Select and copy out every line in the records containing "Estudo".

** begin Provided entries **

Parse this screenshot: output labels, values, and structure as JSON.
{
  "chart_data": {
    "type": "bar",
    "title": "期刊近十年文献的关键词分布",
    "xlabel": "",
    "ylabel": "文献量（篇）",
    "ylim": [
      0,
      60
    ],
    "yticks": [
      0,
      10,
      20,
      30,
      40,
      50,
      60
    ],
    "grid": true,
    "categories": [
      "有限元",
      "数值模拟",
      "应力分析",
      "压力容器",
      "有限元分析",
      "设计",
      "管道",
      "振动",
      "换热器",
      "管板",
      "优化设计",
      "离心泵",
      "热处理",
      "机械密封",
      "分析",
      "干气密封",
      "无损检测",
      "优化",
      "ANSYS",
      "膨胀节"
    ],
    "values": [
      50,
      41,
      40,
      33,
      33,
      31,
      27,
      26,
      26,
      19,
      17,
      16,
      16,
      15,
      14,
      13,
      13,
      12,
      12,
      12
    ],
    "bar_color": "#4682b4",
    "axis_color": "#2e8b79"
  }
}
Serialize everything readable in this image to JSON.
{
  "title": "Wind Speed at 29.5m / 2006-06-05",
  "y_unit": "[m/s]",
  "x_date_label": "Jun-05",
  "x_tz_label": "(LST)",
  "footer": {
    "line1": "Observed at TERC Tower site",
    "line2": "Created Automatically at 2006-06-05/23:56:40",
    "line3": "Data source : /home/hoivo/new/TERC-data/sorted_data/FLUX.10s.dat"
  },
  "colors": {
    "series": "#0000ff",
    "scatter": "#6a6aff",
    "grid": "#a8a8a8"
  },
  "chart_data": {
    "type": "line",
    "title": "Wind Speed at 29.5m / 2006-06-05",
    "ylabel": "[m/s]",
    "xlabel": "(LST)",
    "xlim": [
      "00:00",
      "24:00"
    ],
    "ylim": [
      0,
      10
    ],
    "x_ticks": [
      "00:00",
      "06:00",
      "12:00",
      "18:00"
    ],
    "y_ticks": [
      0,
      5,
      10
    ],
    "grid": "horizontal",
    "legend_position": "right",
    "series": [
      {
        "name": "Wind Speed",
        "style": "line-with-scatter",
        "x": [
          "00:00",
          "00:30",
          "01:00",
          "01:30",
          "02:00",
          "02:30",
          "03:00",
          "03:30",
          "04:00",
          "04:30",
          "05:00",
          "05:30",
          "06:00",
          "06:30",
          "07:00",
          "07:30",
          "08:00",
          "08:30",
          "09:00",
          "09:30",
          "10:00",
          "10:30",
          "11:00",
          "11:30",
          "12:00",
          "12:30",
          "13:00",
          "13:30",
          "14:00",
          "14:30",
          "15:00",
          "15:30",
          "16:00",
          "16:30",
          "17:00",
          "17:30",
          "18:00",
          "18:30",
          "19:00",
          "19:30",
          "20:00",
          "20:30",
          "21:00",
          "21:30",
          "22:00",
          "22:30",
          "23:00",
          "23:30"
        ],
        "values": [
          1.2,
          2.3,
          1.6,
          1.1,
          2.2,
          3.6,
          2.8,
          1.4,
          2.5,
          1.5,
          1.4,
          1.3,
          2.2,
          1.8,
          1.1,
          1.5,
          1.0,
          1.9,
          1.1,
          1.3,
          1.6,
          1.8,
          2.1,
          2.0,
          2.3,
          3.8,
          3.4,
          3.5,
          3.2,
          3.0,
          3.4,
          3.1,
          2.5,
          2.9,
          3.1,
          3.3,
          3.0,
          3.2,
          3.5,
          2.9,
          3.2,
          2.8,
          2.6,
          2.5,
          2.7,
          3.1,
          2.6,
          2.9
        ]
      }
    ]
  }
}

** end Provided entries **
** begin Provided entries **

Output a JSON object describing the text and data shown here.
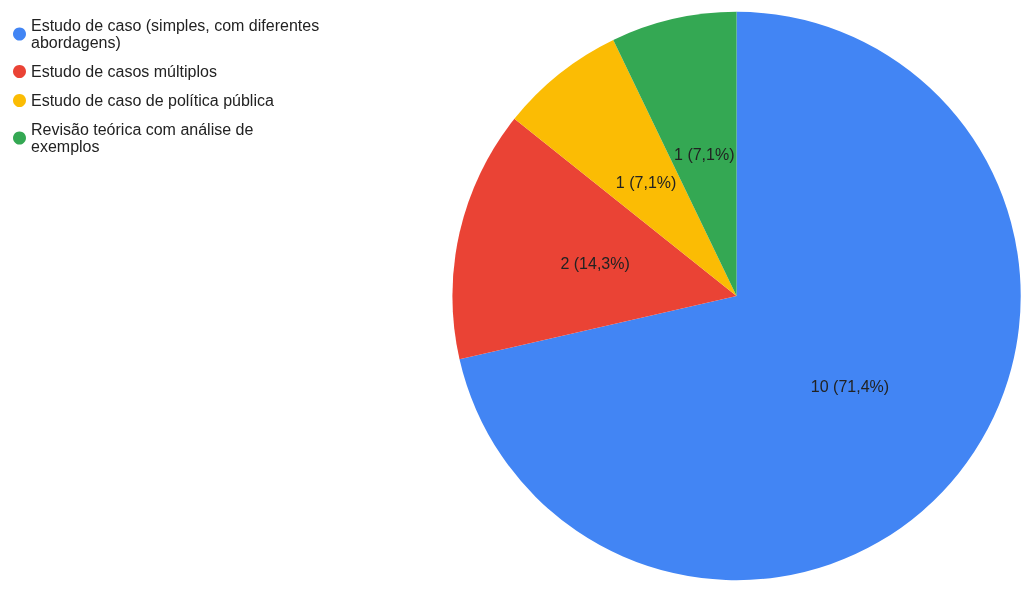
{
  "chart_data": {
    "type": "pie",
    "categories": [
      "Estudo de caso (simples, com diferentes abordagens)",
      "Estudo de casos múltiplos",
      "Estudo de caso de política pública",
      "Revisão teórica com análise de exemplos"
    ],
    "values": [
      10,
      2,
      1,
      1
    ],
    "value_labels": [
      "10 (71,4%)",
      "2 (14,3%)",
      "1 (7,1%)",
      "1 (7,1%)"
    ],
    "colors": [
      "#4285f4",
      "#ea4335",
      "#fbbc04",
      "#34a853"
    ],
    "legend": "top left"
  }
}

** end Provided entries **

**Correct answer:**
      "Estudo de caso (simples, com diferentes abordagens)",
      "Estudo de casos múltiplos",
      "Estudo de caso de política pública",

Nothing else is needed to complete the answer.